* The task
Look for the string "JSON" in the lines and copy each line that has it.

Dataset records:
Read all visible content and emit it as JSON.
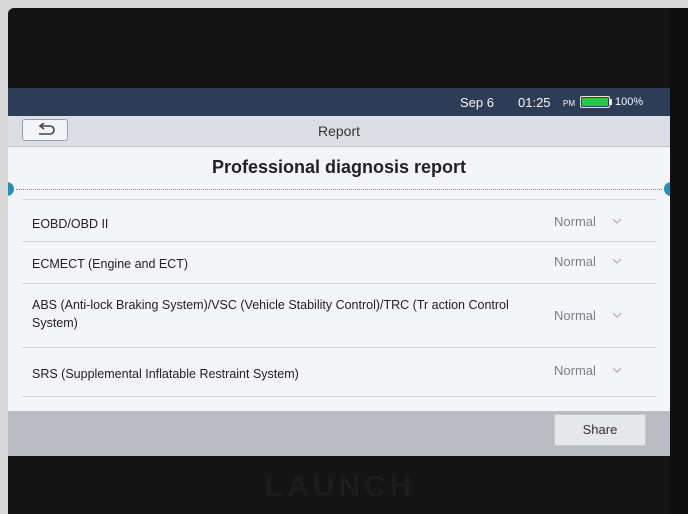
{
  "device": {
    "logo": "LAUNCH"
  },
  "statusbar": {
    "date": "Sep 6",
    "time": "01:25",
    "ampm": "PM",
    "battery": "100%",
    "battery_level": 1.0,
    "battery_color": "#27c93f"
  },
  "titlebar": {
    "title": "Report",
    "back_icon": "back-arrow-icon"
  },
  "report": {
    "title": "Professional diagnosis report",
    "rows": [
      {
        "label": "EOBD/OBD II",
        "status": "Normal"
      },
      {
        "label": "ECMECT (Engine and ECT)",
        "status": "Normal"
      },
      {
        "label": "ABS (Anti-lock Braking System)/VSC (Vehicle Stability Control)/TRC (Tr action Control System)",
        "status": "Normal"
      },
      {
        "label": "SRS (Supplemental Inflatable Restraint System)",
        "status": "Normal"
      }
    ]
  },
  "bottombar": {
    "share_label": "Share"
  },
  "colors": {
    "accent": "#2a8fb0",
    "statusbar_bg": "#2e3d56"
  }
}
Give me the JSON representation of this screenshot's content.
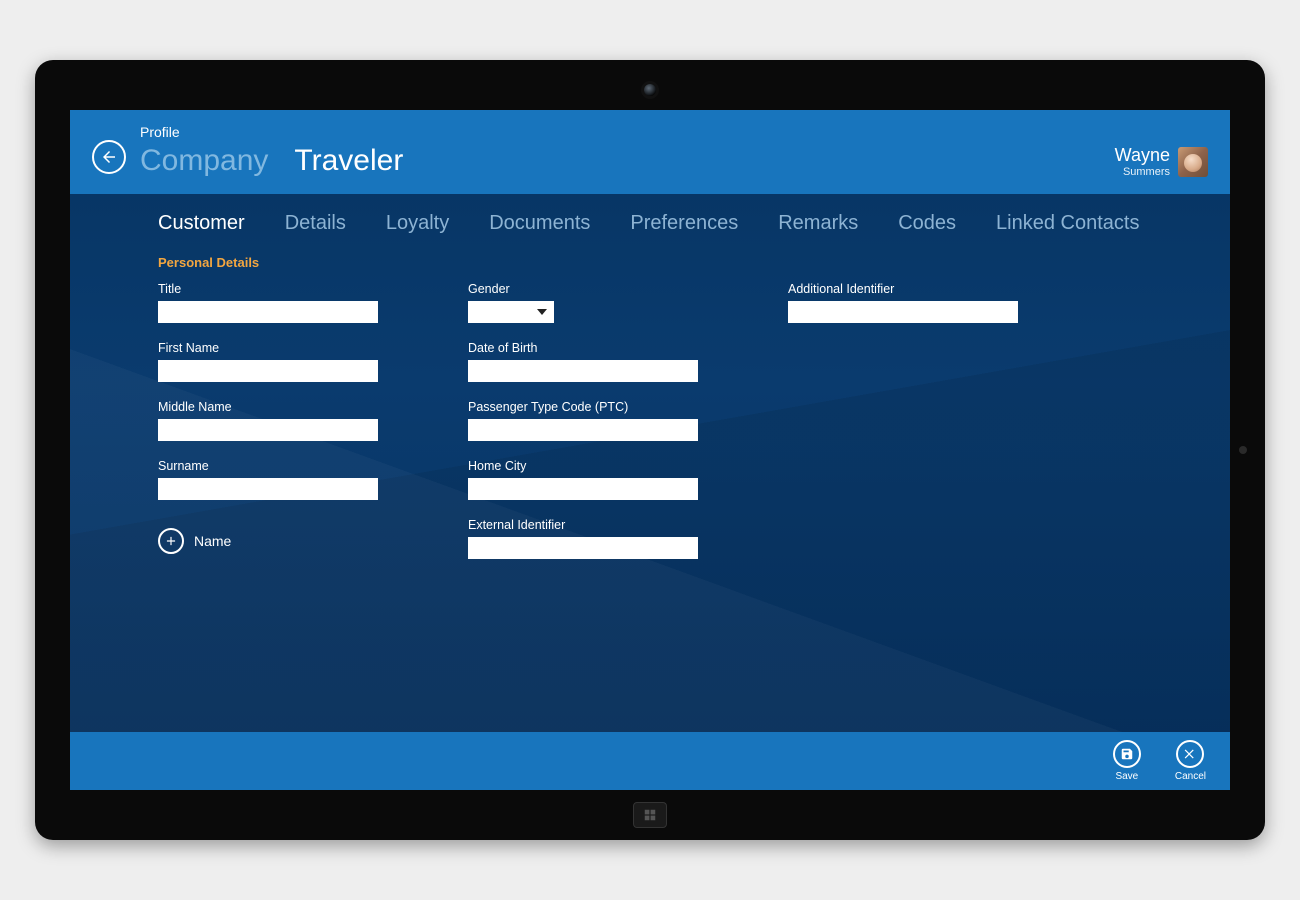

* Exercise result
Read all visible content and emit it as JSON.
Give me the JSON representation of this screenshot's content.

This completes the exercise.